• Extract to read:
Kiracofe said the best attended FastTrack was in Kampala where the organisation got more than 45 applications. Three companies from Uganda are among the top 20 finalists (out of 520 applications the programme received), he added.
The 10 startups selected for the accelerator will be announced on Tuesday August 8 in Cape Town.
“We are aggressively scouting for companies all over Africa. In the last three months, we have completed 15 trips in eight countries as part of the Fast Track tour. We have sat face to face with over 120 startups in cities from East and West Africa,” said Kiracofe.
FastTrack tours are being used to scout for and network with African startups
“We are solving pan-African challenges and our sponsors are all pan-African focused. It is just the Startupbootcamp model that you always have one city you operate out of and this happened to be the city where most of the sponsors were out of. By no means do we view ourselves as (only) a Cape Town programme,” he said.
‘Plenty of opportunities’
Kiracofe believes there are a plenty of opportunities in Africa and that startups from the continent were capitalising on these. He pointed out that the global population is expected to grow by four billion people and that 90% of these would be from Africa.
“So everything about Africa is going to scale three times or four times over what it is today and it is not possible to incrementally increase roads, food, clothing, water and money. Nothing grows incrementally,” he said.
“On the Fast Track tours we are finding African people with disruptive solutions to fairly mundane problems: logistics, transportation, sending money, (getting) food and water,” he said.
“Really good startups are not sitting around looking for programmes like ours, they are out there doing stuff, so the way to find them is by going out,” he added.

• Records provided:
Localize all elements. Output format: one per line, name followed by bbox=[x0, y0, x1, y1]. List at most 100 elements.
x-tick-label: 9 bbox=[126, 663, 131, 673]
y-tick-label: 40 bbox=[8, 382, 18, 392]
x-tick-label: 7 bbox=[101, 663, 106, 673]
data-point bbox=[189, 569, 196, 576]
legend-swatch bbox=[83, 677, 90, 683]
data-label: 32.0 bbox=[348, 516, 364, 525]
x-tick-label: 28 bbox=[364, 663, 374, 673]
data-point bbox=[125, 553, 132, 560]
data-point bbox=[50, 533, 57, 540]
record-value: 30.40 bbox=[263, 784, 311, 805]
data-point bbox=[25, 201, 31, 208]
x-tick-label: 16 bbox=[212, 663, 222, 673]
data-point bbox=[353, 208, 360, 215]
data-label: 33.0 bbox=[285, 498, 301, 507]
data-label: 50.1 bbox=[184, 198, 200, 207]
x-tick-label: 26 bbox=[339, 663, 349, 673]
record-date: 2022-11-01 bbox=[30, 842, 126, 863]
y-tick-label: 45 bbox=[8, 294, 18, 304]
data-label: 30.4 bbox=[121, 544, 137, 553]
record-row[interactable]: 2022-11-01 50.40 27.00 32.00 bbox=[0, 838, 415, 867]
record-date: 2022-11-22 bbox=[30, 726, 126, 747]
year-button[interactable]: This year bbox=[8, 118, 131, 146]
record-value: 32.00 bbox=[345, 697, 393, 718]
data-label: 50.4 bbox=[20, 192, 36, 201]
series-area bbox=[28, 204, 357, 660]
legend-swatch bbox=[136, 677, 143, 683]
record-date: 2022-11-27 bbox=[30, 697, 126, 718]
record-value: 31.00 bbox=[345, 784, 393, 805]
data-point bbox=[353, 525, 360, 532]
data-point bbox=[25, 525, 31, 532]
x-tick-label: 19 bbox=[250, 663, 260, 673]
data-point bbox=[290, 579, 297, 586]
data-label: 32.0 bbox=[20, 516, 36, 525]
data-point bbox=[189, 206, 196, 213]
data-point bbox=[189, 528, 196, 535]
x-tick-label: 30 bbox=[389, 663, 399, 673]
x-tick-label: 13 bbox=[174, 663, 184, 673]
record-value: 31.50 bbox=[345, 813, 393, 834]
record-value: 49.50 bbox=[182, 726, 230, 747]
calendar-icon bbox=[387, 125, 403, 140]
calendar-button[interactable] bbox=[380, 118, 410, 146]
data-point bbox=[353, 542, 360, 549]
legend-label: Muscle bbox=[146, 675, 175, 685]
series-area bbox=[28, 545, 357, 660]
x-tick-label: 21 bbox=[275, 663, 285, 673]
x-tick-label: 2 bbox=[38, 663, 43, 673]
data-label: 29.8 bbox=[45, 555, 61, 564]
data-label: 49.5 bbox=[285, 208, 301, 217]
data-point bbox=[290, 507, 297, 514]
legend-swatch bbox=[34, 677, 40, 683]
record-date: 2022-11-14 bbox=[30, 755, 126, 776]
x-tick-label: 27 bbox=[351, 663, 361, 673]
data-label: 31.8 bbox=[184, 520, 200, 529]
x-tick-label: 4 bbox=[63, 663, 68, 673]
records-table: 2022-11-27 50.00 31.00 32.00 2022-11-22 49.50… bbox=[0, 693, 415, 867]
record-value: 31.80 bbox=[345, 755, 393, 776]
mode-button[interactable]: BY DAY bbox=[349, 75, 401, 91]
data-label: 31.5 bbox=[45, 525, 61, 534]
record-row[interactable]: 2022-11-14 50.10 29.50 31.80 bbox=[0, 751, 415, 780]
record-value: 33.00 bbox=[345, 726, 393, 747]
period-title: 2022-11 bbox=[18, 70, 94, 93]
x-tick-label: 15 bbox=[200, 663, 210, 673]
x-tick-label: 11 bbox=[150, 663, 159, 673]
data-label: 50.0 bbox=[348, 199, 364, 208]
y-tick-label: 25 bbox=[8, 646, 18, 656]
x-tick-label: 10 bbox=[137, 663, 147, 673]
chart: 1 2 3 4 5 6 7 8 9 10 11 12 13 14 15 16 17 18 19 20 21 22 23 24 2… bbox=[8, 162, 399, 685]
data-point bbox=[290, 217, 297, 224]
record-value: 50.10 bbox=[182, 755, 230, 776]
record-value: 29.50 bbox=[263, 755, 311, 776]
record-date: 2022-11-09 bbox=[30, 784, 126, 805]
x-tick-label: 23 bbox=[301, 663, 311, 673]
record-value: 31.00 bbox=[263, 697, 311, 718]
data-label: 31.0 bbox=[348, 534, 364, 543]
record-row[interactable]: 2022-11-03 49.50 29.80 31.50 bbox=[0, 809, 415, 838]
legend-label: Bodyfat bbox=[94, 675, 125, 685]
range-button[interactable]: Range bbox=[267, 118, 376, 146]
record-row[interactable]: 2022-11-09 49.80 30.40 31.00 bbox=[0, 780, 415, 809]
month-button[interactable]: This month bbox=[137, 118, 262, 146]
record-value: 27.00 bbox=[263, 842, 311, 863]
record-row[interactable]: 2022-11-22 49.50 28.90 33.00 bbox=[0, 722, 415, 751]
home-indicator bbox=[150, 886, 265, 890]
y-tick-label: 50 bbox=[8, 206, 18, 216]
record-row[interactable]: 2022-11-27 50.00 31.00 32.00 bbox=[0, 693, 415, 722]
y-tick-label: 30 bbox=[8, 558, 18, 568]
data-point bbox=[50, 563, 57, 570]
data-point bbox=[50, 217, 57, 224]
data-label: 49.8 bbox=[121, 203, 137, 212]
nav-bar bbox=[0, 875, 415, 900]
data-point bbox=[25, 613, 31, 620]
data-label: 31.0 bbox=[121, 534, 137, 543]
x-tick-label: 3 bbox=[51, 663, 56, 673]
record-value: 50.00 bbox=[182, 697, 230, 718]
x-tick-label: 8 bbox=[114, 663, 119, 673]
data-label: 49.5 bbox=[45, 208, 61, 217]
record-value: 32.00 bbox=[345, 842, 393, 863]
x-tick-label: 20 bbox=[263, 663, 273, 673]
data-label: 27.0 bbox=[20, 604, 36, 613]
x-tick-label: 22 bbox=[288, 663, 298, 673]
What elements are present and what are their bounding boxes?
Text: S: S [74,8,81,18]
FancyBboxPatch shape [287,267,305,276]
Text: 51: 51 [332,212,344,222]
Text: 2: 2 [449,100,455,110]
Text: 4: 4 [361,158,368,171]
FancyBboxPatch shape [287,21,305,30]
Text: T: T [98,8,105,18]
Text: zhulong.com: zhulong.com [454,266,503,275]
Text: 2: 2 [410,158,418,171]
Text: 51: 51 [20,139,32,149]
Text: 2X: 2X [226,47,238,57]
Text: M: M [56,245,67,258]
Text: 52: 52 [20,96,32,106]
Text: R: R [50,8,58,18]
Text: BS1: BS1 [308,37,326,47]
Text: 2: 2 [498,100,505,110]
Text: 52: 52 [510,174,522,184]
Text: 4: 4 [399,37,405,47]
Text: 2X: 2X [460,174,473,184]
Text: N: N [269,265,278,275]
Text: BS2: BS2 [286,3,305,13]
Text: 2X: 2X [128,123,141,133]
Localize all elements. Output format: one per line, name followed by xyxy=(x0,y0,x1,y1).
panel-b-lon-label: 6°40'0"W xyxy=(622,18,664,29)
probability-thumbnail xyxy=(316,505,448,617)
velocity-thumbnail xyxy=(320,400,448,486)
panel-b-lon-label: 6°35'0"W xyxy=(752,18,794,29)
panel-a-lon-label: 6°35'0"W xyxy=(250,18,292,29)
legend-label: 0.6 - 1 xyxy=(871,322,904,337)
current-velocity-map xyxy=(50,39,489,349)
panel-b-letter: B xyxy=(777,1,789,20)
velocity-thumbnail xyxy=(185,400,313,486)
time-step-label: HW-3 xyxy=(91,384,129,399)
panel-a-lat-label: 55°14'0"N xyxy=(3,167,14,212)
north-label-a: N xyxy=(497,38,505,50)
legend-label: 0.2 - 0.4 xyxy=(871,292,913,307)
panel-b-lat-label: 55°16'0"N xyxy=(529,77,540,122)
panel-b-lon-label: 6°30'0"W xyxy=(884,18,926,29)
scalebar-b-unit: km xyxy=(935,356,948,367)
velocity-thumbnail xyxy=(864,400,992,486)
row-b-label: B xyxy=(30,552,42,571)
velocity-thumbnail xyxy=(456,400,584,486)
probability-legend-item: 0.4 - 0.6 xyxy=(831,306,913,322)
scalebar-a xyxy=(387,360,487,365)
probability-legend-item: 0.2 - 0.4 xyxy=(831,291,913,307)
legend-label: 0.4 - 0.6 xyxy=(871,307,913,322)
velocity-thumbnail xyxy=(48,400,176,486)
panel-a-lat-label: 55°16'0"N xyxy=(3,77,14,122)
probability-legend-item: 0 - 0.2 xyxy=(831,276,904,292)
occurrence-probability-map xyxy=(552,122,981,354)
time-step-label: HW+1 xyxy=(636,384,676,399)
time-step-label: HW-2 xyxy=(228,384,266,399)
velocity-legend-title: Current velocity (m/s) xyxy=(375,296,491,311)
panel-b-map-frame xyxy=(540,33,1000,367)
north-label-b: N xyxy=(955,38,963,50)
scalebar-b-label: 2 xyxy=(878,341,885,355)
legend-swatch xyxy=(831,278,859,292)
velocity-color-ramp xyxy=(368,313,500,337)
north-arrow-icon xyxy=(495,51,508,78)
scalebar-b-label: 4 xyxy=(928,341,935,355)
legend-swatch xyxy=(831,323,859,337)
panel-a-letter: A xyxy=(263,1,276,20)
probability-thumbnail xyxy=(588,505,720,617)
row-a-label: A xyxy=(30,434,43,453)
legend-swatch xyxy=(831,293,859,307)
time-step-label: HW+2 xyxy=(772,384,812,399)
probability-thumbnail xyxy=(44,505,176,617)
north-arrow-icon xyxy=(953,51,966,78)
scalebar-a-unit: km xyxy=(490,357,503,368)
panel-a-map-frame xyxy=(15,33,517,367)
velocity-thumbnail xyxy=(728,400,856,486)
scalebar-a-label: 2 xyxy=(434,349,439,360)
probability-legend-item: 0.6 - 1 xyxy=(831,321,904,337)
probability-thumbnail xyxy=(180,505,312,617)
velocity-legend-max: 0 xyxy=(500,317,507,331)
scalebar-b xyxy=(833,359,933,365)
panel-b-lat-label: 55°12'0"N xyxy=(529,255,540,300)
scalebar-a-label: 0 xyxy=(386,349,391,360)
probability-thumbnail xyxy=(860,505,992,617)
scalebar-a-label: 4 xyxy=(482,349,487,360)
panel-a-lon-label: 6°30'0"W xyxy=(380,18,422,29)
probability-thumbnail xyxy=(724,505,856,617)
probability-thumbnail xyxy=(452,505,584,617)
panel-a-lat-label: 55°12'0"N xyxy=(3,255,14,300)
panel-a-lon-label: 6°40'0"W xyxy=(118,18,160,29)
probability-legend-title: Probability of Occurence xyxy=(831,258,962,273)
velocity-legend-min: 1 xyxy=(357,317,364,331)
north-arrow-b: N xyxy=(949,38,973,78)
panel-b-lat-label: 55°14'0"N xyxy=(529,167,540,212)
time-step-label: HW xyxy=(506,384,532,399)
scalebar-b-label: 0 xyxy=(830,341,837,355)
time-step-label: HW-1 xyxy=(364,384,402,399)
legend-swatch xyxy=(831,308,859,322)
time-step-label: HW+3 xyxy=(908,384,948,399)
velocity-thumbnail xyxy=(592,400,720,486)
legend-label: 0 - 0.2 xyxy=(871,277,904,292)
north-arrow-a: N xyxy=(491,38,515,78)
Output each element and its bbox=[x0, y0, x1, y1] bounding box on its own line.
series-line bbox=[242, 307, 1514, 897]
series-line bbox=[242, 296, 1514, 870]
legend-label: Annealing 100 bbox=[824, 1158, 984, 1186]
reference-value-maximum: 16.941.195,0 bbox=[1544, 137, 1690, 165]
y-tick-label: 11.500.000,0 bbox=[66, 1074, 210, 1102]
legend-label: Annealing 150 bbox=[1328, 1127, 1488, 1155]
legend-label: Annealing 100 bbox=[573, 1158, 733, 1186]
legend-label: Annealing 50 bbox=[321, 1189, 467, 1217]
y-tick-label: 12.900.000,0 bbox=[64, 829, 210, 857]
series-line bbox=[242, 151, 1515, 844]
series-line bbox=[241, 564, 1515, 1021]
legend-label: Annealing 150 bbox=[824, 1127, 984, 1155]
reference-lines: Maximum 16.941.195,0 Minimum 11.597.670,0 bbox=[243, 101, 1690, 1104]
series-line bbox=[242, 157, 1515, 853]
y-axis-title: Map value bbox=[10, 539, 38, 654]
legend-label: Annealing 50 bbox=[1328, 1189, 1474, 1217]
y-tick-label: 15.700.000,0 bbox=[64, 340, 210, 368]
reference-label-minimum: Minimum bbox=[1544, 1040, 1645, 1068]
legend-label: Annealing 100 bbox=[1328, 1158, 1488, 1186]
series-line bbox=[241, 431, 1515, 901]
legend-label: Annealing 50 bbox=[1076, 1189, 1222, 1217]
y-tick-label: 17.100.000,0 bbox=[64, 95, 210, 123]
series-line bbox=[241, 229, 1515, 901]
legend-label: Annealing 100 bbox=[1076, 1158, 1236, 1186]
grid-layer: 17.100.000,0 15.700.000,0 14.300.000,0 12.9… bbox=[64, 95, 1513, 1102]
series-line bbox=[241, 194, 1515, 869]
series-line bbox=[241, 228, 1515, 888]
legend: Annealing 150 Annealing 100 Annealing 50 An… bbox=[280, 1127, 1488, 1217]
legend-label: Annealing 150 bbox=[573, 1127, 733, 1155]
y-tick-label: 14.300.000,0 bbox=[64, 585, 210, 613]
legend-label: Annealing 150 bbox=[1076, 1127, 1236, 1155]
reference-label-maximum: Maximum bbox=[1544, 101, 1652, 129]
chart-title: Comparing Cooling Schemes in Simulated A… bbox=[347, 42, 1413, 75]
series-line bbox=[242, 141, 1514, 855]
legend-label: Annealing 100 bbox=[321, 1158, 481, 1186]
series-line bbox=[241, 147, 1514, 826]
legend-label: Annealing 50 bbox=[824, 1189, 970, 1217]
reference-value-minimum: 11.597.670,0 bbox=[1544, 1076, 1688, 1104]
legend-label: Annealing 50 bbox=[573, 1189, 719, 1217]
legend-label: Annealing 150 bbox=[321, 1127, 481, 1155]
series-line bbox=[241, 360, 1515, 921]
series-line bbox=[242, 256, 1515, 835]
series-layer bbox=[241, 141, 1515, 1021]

• Required actions:
(a) Write out part of the article on the FastTrack tours: begin at the words "FastTrack tours are" and stop after "be from Africa.".
(b) Continue the article on the Startupbootcamp FastTrack tours from the point where it stops.
The entries have no connection to the article on the Startupbootcamp FastTrack tours.

• Answers for this exercise:
(a)
FastTrack tours are being used to scout for and network with African startups
“We are solving pan-African challenges and our sponsors are all pan-African focused. It is just the Startupbootcamp model that you always have one city you operate out of and this happened to be the city where most of the sponsors were out of. By no means do we view ourselves as (only) a Cape Town programme,” he said.
‘Plenty of opportunities’
Kiracofe believes there are a plenty of opportunities in Africa and that startups from the continent were capitalising on these. He pointed out that the global population is expected to grow by four billion people and that 90% of these would be from Africa.

(b)
He said Startupbootcamp had started the FastTrack tours as a way to scout for startups and to communicate better with them. “Startups notoriously bad at explaining what they actually do and what their real value proposition is,” he said.
Connecting with corporates
FastTracks are also meant to serve as networking events where startups can connect corporates.
“The accelerator only has space for 10 companies, if we are going to move the needle in Africa, then 10 companies are trivial, they are a drop in the proverbial ocean,” said Kiracofe.
He said that although some of the startups that had taken part in the FastTrack Tours had not applied for the accelerator programme they had benefited from the conversations at the events.
“At the Fast Track events, our sponsors and mentors are present, these events present tangible business opportunities in a one day session. The startups come in and get some business advice which makes an impact on their value propositions, more importantly they get an introduction,” he said.
For example three startups got an opportunity from the CEO of Old Mutual’s West Africa division to go and present to his executive team. “FastTracks show that corporates are accessible,” said Kiracofe.